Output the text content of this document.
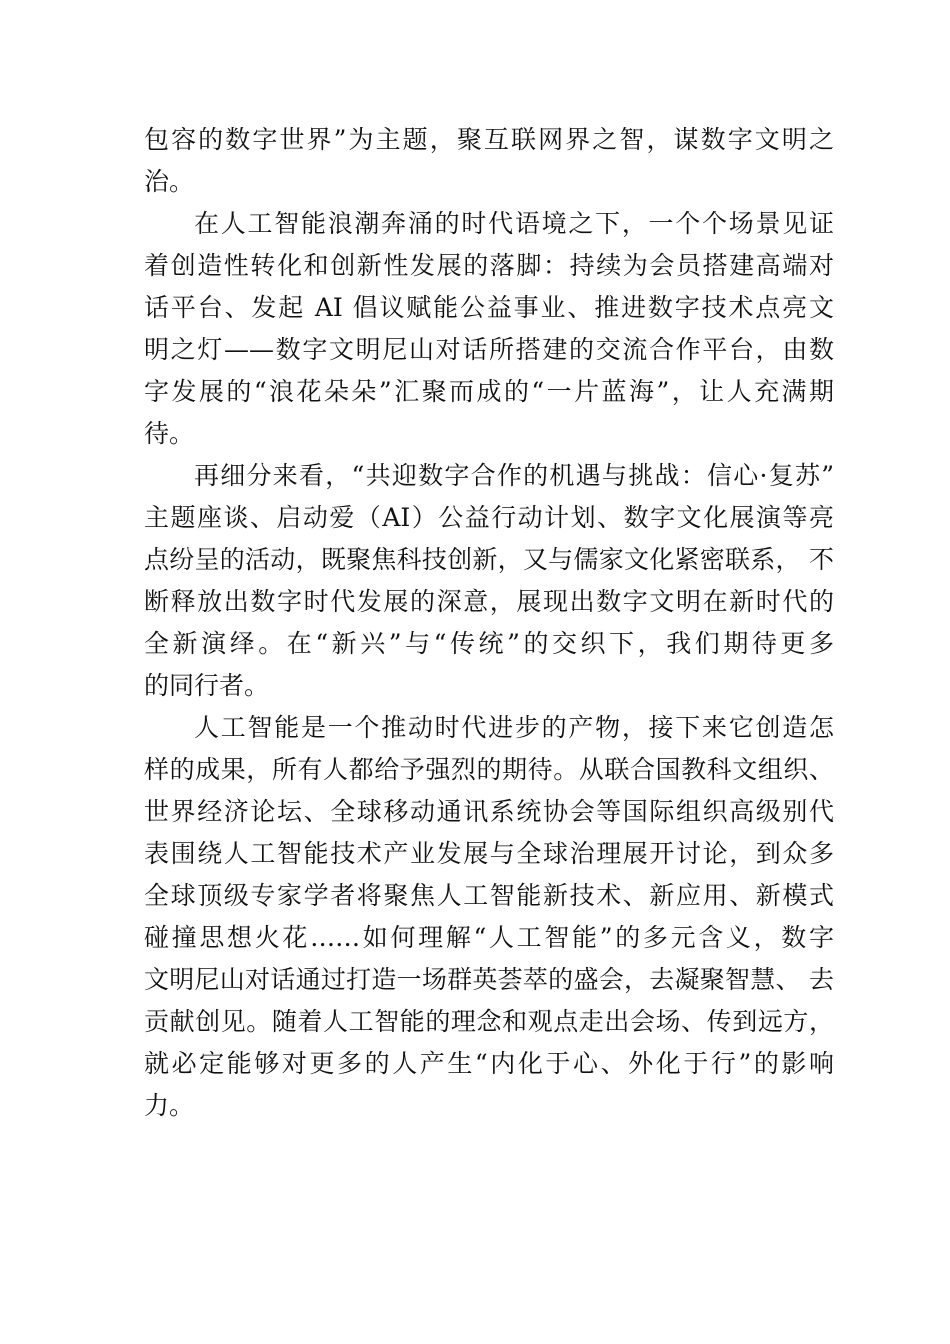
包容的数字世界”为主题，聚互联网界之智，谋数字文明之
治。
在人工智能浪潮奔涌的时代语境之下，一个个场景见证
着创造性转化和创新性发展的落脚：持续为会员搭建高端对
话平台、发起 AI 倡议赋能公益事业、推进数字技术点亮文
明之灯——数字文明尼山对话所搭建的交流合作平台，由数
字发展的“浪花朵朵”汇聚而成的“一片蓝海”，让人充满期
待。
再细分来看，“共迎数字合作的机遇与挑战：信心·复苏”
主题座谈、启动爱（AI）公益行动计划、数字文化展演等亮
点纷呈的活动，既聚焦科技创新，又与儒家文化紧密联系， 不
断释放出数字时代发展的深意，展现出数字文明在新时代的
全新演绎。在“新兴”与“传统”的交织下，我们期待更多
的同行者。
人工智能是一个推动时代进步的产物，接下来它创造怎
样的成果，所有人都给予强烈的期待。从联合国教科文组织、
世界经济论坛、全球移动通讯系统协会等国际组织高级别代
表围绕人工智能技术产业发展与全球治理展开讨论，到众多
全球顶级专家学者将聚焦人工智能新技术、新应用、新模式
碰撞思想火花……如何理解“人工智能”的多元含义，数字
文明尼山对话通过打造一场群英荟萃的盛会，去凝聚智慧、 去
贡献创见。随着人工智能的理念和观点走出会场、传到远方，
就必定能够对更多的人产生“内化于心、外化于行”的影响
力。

--

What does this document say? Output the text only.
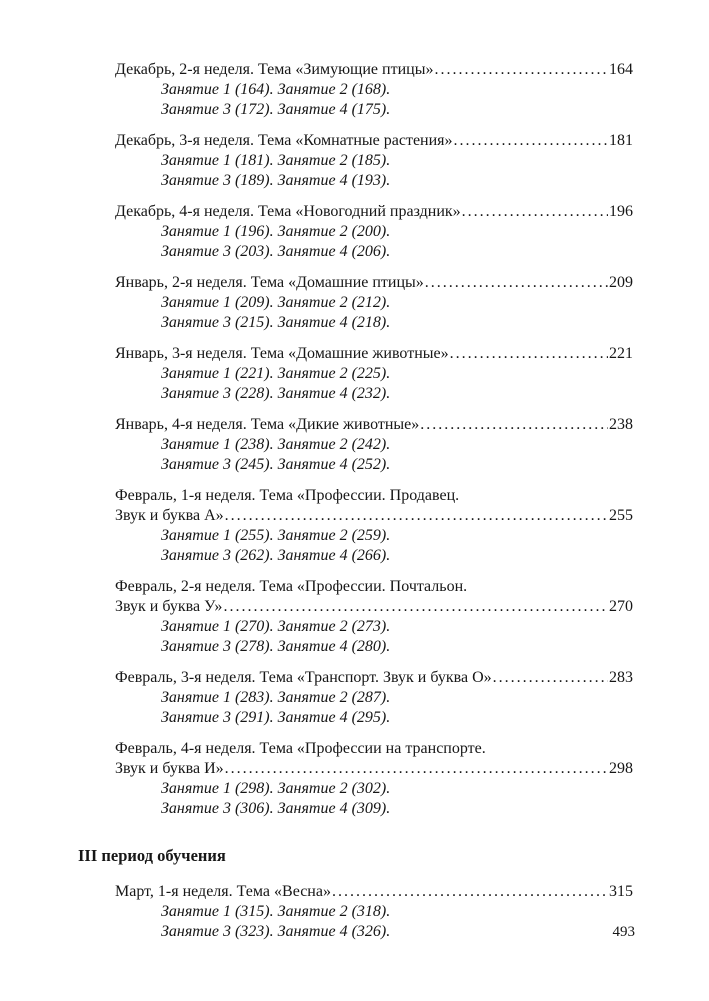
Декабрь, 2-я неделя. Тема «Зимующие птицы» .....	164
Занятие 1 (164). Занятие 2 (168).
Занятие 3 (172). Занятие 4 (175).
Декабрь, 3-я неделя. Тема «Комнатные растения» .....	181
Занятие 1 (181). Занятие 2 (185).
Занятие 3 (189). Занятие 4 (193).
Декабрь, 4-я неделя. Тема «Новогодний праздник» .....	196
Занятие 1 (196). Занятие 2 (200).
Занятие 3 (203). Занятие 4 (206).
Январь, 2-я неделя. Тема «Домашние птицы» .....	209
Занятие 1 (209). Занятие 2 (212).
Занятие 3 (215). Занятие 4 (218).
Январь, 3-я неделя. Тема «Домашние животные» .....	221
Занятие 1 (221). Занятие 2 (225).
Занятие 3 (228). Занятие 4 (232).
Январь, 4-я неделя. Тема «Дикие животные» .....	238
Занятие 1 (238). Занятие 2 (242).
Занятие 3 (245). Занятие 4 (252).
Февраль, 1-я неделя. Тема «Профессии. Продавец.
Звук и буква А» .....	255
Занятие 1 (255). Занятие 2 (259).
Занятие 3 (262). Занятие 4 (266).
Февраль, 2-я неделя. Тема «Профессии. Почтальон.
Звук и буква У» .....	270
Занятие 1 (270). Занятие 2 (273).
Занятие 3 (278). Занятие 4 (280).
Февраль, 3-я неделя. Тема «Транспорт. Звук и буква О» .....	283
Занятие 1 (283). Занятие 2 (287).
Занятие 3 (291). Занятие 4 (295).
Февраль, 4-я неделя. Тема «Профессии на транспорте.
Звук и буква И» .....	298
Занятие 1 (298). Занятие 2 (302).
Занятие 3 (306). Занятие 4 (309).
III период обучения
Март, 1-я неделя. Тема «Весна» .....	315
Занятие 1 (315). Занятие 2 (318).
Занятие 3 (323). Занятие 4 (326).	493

---

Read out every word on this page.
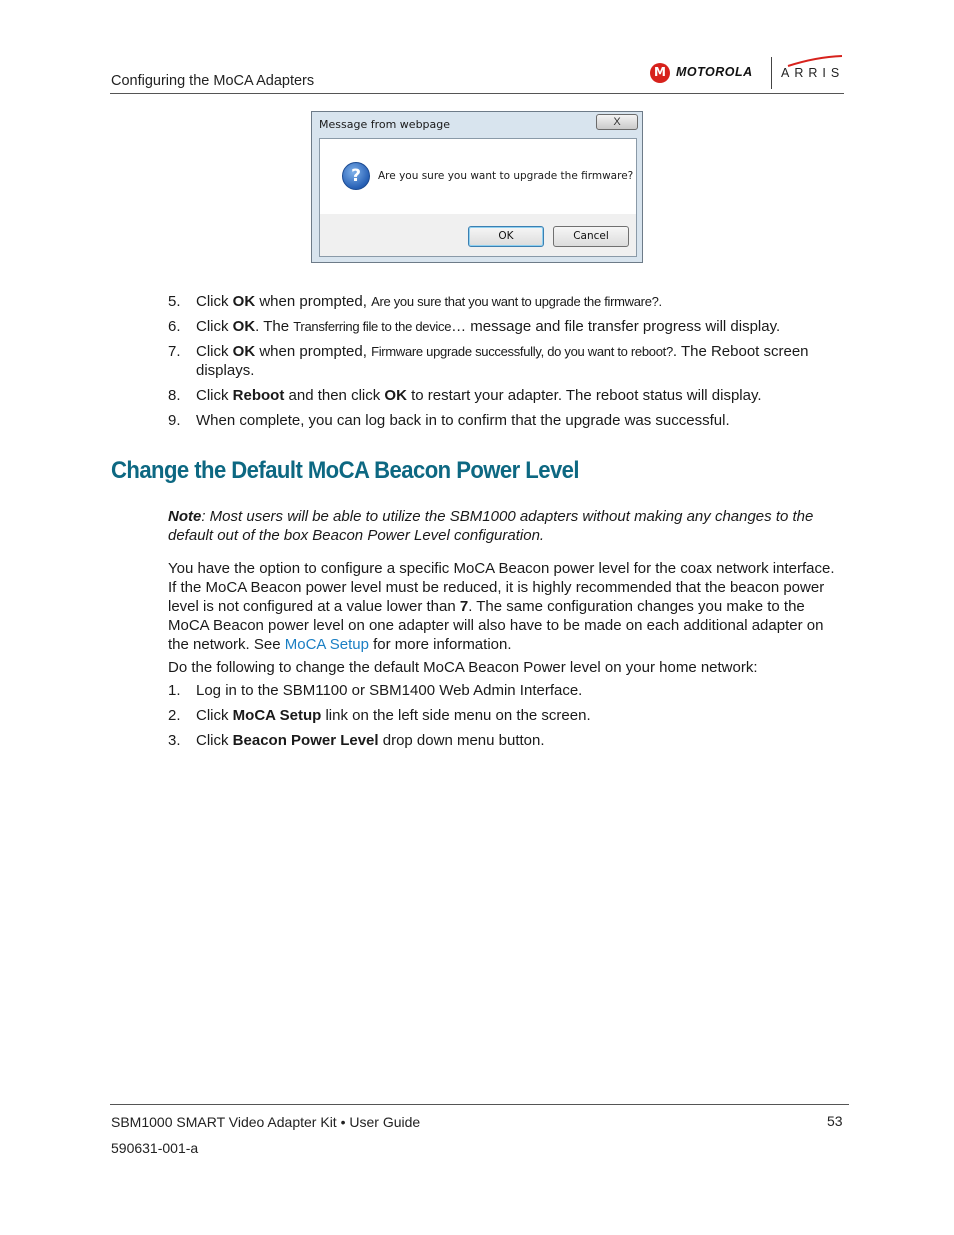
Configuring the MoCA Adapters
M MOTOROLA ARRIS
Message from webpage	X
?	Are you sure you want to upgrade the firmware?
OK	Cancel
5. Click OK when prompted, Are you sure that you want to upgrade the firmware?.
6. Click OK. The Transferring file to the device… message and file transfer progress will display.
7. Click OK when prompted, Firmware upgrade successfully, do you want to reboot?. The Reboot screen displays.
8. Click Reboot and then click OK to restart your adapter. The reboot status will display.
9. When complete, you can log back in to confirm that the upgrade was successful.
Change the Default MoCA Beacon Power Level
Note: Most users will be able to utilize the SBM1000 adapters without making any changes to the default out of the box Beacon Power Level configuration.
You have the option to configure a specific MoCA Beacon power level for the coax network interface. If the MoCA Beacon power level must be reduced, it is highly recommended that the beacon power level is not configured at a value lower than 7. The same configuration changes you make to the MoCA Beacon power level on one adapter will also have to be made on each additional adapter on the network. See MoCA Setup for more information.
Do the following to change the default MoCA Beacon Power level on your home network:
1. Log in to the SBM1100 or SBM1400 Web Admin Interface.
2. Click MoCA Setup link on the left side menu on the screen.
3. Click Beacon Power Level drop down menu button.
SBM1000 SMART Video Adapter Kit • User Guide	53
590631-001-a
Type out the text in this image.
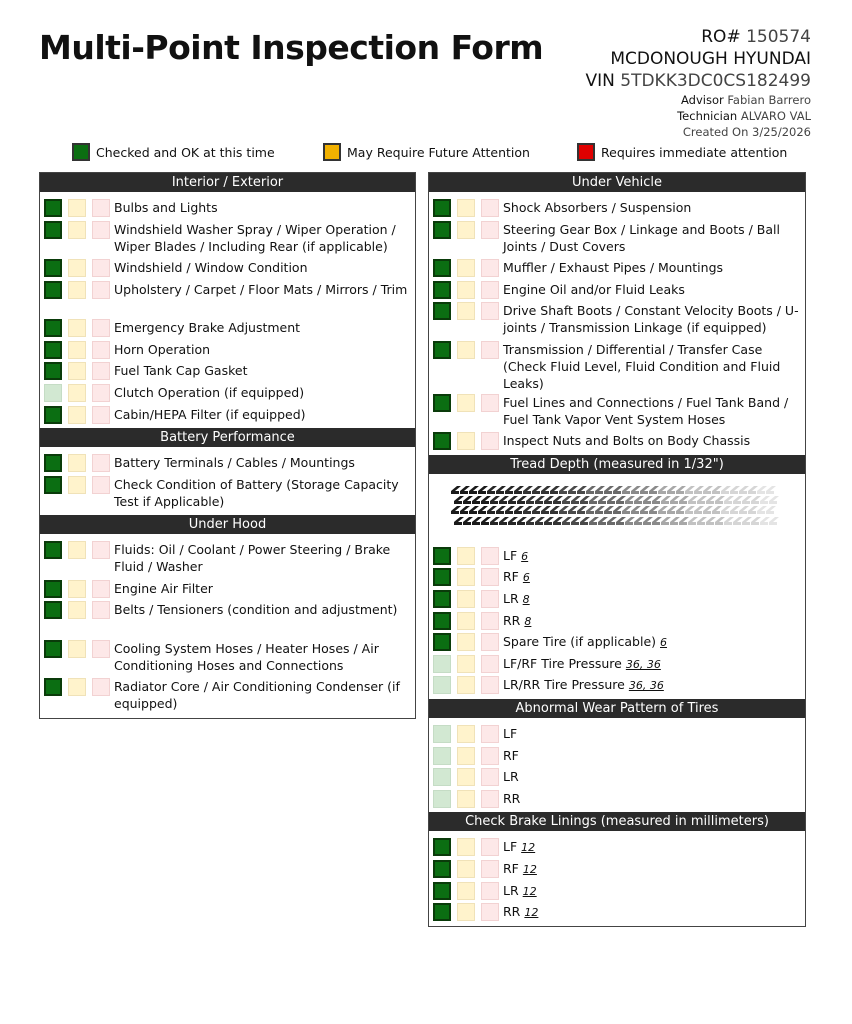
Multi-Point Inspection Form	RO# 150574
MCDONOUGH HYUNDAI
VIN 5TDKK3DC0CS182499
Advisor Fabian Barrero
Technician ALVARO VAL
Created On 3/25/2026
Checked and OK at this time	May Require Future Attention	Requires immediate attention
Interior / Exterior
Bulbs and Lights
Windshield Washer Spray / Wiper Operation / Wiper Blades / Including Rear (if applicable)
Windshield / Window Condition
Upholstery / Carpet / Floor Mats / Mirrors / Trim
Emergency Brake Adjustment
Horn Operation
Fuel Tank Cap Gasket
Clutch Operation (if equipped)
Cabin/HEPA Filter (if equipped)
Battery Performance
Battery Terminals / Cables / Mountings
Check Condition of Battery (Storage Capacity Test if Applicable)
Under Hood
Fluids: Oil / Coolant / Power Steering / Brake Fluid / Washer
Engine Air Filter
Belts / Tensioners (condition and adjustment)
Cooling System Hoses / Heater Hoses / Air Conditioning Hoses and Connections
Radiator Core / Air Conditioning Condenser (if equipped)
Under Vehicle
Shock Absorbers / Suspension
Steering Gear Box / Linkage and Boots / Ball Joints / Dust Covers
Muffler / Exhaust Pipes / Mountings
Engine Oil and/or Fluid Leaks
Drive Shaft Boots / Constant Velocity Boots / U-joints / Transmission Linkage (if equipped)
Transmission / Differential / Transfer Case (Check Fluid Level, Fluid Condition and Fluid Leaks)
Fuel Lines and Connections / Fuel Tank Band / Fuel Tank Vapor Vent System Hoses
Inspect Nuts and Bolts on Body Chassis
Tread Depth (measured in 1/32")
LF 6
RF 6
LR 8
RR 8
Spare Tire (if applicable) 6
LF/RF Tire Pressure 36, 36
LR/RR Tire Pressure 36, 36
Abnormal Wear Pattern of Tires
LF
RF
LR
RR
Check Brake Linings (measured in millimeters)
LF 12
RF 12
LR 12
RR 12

TASK >> Find the lines above that include the string "equipped" and copy them.

TASK ANSWER >>
Clutch Operation (if equipped)
Cabin/HEPA Filter (if equipped)
Radiator Core / Air Conditioning Condenser (if equipped)
Drive Shaft Boots / Constant Velocity Boots / U-joints / Transmission Linkage (if equipped)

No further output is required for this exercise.